## WHAT THE TASK REQUIRES
Wherever "info" appears in a line, list that line.

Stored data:
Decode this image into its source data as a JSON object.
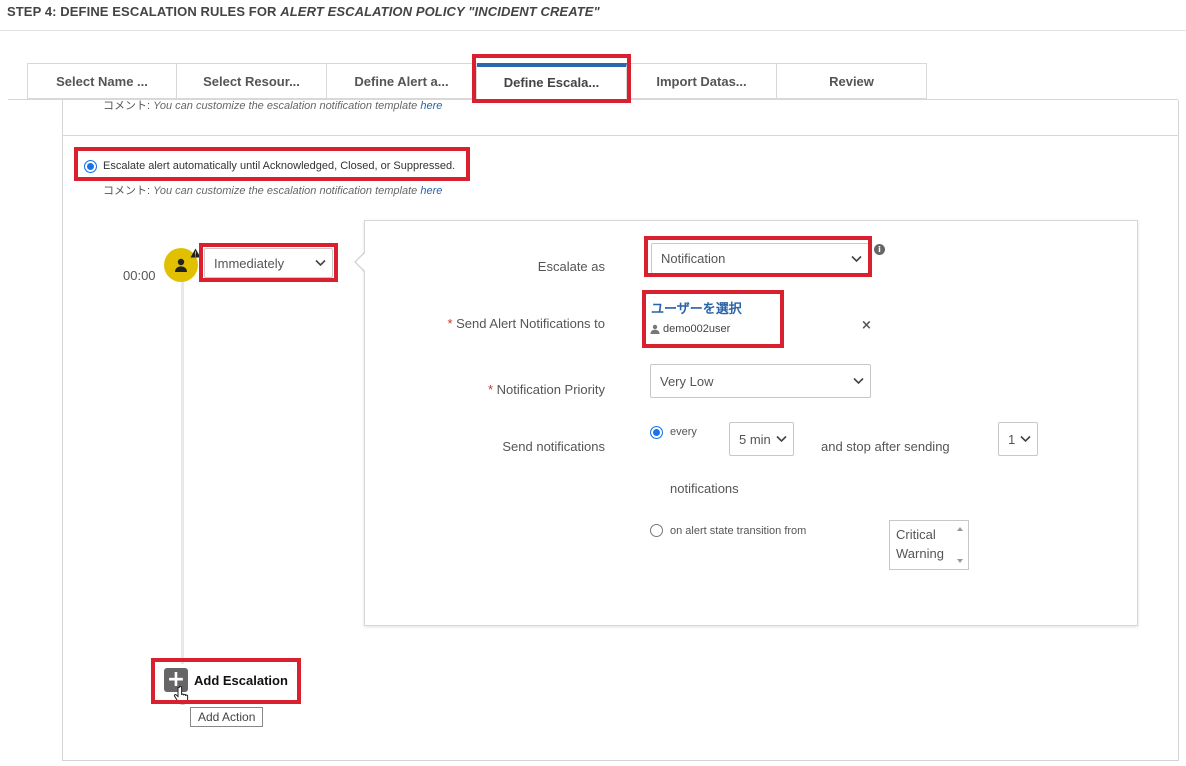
{
  "header": {
    "title_prefix": "STEP 4: DEFINE ESCALATION RULES FOR ",
    "title_emphasis": "ALERT ESCALATION POLICY \"INCIDENT CREATE\""
  },
  "tabs": [
    {
      "label": "Select Name ..."
    },
    {
      "label": "Select Resour..."
    },
    {
      "label": "Define Alert a..."
    },
    {
      "label": "Define Escala...",
      "active": true
    },
    {
      "label": "Import Datas..."
    },
    {
      "label": "Review"
    }
  ],
  "comment": {
    "prefix": "コメント: ",
    "text": "You can customize the escalation notification template ",
    "link": "here"
  },
  "escalate_auto": {
    "label": "Escalate alert automatically until Acknowledged, Closed, or Suppressed.",
    "selected": true
  },
  "timeline": {
    "time": "00:00",
    "delay_select": "Immediately"
  },
  "panel": {
    "escalate_as_label": "Escalate as",
    "escalate_as_value": "Notification",
    "send_to_label": "Send Alert Notifications to",
    "select_users_link": "ユーザーを選択",
    "selected_user": "demo002user",
    "remove_symbol": "×",
    "priority_label": "Notification Priority",
    "priority_value": "Very Low",
    "send_notifications_label": "Send notifications",
    "every_label": "every",
    "interval_value": "5 min",
    "stop_after_label": "and stop after sending",
    "count_value": "1",
    "notifications_label": "notifications",
    "transition_label": "on alert state transition from",
    "states": [
      "Critical",
      "Warning"
    ]
  },
  "actions": {
    "add_escalation": "Add Escalation",
    "tooltip": "Add Action"
  },
  "colors": {
    "highlight": "#d9202f",
    "accent": "#2b66b1",
    "link": "#2a64a8",
    "avatar": "#e0c000"
  }
}
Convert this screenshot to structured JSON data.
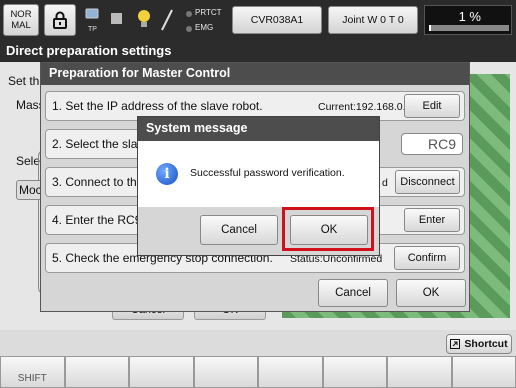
{
  "topbar": {
    "mode_line1": "NOR",
    "mode_line2": "MAL",
    "tp_label": "TP",
    "prtct_label": "PRTCT",
    "emg_label": "EMG",
    "robot_name": "CVR038A1",
    "joint_label": "Joint W 0 T 0",
    "speed_text": "1 %",
    "speed_value": 0.01
  },
  "window": {
    "title": "Direct preparation settings"
  },
  "background": {
    "set_label": "Set the",
    "mass_label": "Mass",
    "select_label": "Selec",
    "mode_label": "Moc",
    "cancel_label": "Cancel",
    "ok_label": "OK"
  },
  "prep_dialog": {
    "title": "Preparation for Master Control",
    "steps": [
      {
        "text": "1. Set the IP address of the slave robot.",
        "info": "Current:192.168.0.1",
        "button": "Edit"
      },
      {
        "text": "2. Select the slav",
        "info": "RC9"
      },
      {
        "text": "3. Connect to the",
        "info": "d",
        "button": "Disconnect"
      },
      {
        "text": "4. Enter the RC9",
        "button": "Enter"
      },
      {
        "text": "5. Check the emergency stop connection.",
        "info": "Status:Unconfirmed",
        "button": "Confirm"
      }
    ],
    "cancel_label": "Cancel",
    "ok_label": "OK"
  },
  "message_dialog": {
    "title": "System message",
    "message": "Successful password verification.",
    "icon": "info-icon",
    "cancel_label": "Cancel",
    "ok_label": "OK"
  },
  "footer": {
    "shortcut_label": "Shortcut",
    "fkeys": [
      "SHIFT",
      "",
      "",
      "",
      "",
      "",
      "",
      ""
    ]
  },
  "colors": {
    "highlight": "#d0101a",
    "title_bar": "#4d4d4d"
  }
}
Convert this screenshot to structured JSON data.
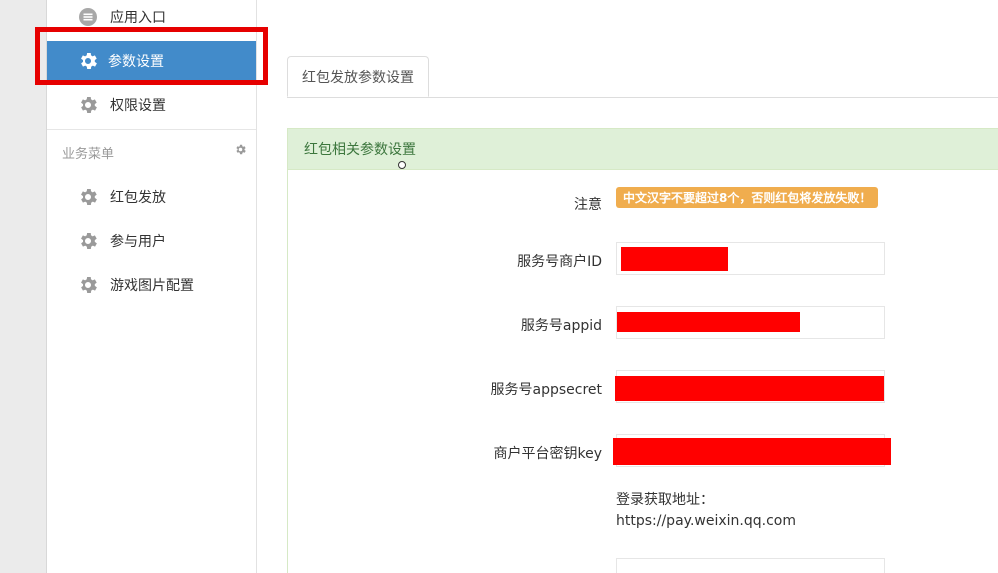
{
  "sidebar": {
    "items": [
      {
        "label": "应用入口",
        "icon": "list-icon"
      },
      {
        "label": "参数设置",
        "icon": "gear-icon",
        "active": true
      },
      {
        "label": "权限设置",
        "icon": "gear-icon"
      }
    ],
    "section_title": "业务菜单",
    "section_items": [
      {
        "label": "红包发放",
        "icon": "gear-icon"
      },
      {
        "label": "参与用户",
        "icon": "gear-icon"
      },
      {
        "label": "游戏图片配置",
        "icon": "gear-icon"
      }
    ]
  },
  "main": {
    "tab_label": "红包发放参数设置",
    "panel_title": "红包相关参数设置",
    "form": {
      "notice_label": "注意",
      "notice_badge": "中文汉字不要超过8个，否则红包将发放失败！",
      "merchant_id_label": "服务号商户ID",
      "appid_label": "服务号appid",
      "appsecret_label": "服务号appsecret",
      "key_label": "商户平台密钥key",
      "hint_line1": "登录获取地址：",
      "hint_line2": "https://pay.weixin.qq.com"
    }
  },
  "colors": {
    "active_nav": "#428bca",
    "highlight": "#e60000",
    "panel_head": "#dff0d8",
    "badge": "#f0ad4e",
    "redaction": "#ff0000"
  }
}
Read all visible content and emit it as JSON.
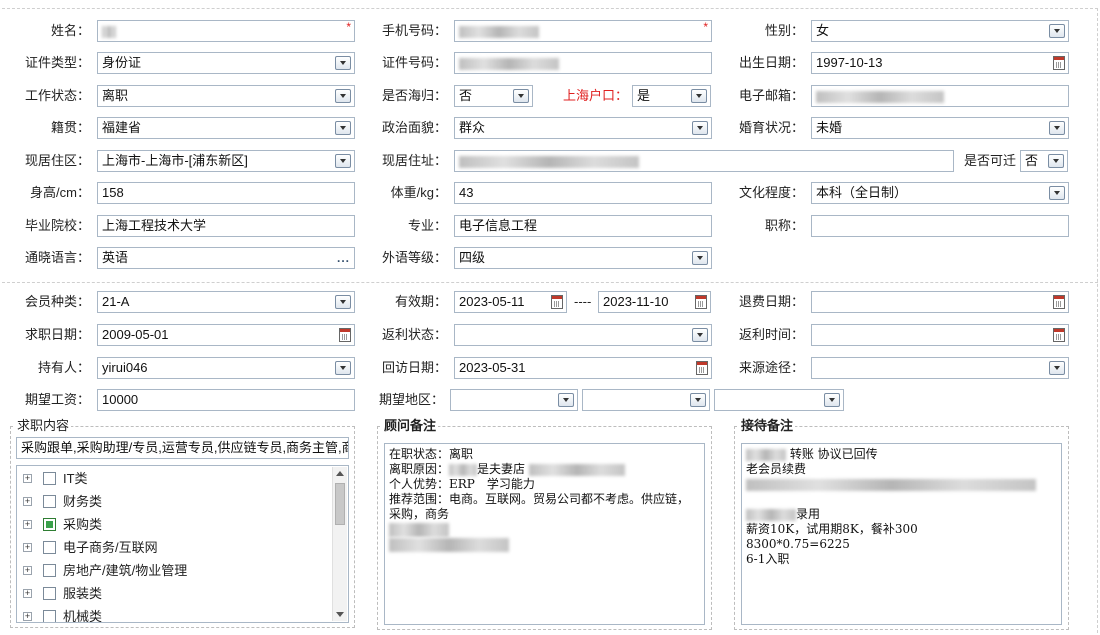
{
  "row1": {
    "name_label": "姓名：",
    "name_value": "",
    "required_mark": "*",
    "phone_label": "手机号码：",
    "phone_value": "",
    "gender_label": "性别：",
    "gender_value": "女"
  },
  "row2": {
    "id_type_label": "证件类型：",
    "id_type_value": "身份证",
    "id_number_label": "证件号码：",
    "id_number_value": "",
    "birth_label": "出生日期：",
    "birth_value": "1997-10-13"
  },
  "row3": {
    "work_status_label": "工作状态：",
    "work_status_value": "离职",
    "returnee_label": "是否海归：",
    "returnee_value": "否",
    "shanghai_hukou_label": "上海户口：",
    "shanghai_hukou_value": "是",
    "email_label": "电子邮箱：",
    "email_value": ""
  },
  "row4": {
    "native_label": "籍贯：",
    "native_value": "福建省",
    "political_label": "政治面貌：",
    "political_value": "群众",
    "marital_label": "婚育状况：",
    "marital_value": "未婚"
  },
  "row5": {
    "area_label": "现居住区：",
    "area_value": "上海市-上海市-[浦东新区]",
    "address_label": "现居住址：",
    "address_value": "",
    "relocate_label": "是否可迁",
    "relocate_value": "否"
  },
  "row6": {
    "height_label": "身高/cm：",
    "height_value": "158",
    "weight_label": "体重/kg：",
    "weight_value": "43",
    "education_label": "文化程度：",
    "education_value": "本科（全日制）"
  },
  "row7": {
    "school_label": "毕业院校：",
    "school_value": "上海工程技术大学",
    "major_label": "专业：",
    "major_value": "电子信息工程",
    "title_label": "职称：",
    "title_value": ""
  },
  "row8": {
    "language_label": "通晓语言：",
    "language_value": "英语",
    "more_icon": "...",
    "language_level_label": "外语等级：",
    "language_level_value": "四级"
  },
  "row9": {
    "member_type_label": "会员种类：",
    "member_type_value": "21-A",
    "validity_label": "有效期：",
    "validity_start": "2023-05-11",
    "validity_sep": "----",
    "validity_end": "2023-11-10",
    "refund_date_label": "退费日期：",
    "refund_date_value": ""
  },
  "row10": {
    "job_date_label": "求职日期：",
    "job_date_value": "2009-05-01",
    "rebate_status_label": "返利状态：",
    "rebate_status_value": "",
    "rebate_time_label": "返利时间：",
    "rebate_time_value": ""
  },
  "row11": {
    "holder_label": "持有人：",
    "holder_value": "yirui046",
    "revisit_label": "回访日期：",
    "revisit_value": "2023-05-31",
    "source_label": "来源途径：",
    "source_value": ""
  },
  "row12": {
    "salary_label": "期望工资：",
    "salary_value": "10000",
    "region_label": "期望地区：",
    "region_1": "",
    "region_2": "",
    "region_3": ""
  },
  "job_content": {
    "legend": "求职内容",
    "summary": "采购跟单,采购助理/专员,运营专员,供应链专员,商务主管,商",
    "tree": [
      {
        "label": "IT类",
        "checked": false
      },
      {
        "label": "财务类",
        "checked": false
      },
      {
        "label": "采购类",
        "checked": true
      },
      {
        "label": "电子商务/互联网",
        "checked": false
      },
      {
        "label": "房地产/建筑/物业管理",
        "checked": false
      },
      {
        "label": "服装类",
        "checked": false
      },
      {
        "label": "机械类",
        "checked": false
      }
    ],
    "expand_symbol": "+"
  },
  "advisor_notes": {
    "legend": "顾问备注",
    "line1": "在职状态：离职",
    "line2_prefix": "离职原因：",
    "line2_suffix": "是夫妻店",
    "line3": "个人优势：ERP　学习能力",
    "line4": "推荐范围：电商。互联网。贸易公司都不考虑。供应链，采购，商务"
  },
  "reception_notes": {
    "legend": "接待备注",
    "line1_suffix": "转账 协议已回传",
    "line2": "老会员续费",
    "line3_suffix": "录用",
    "line4": "薪资10K，试用期8K，餐补300",
    "line5": "8300*0.75=6225",
    "line6": "6-1入职"
  },
  "colors": {
    "label_red": "#e02020",
    "checked_green": "#3aa14a",
    "input_border": "#a9b7c6"
  }
}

## ANSWER TO THIS PROBLEM
        "info": "Current:192.168.0.1",
        "info": "RC9"
        "info": "d",
        "info": "Status:Unconfirmed",
    "icon": "info-icon",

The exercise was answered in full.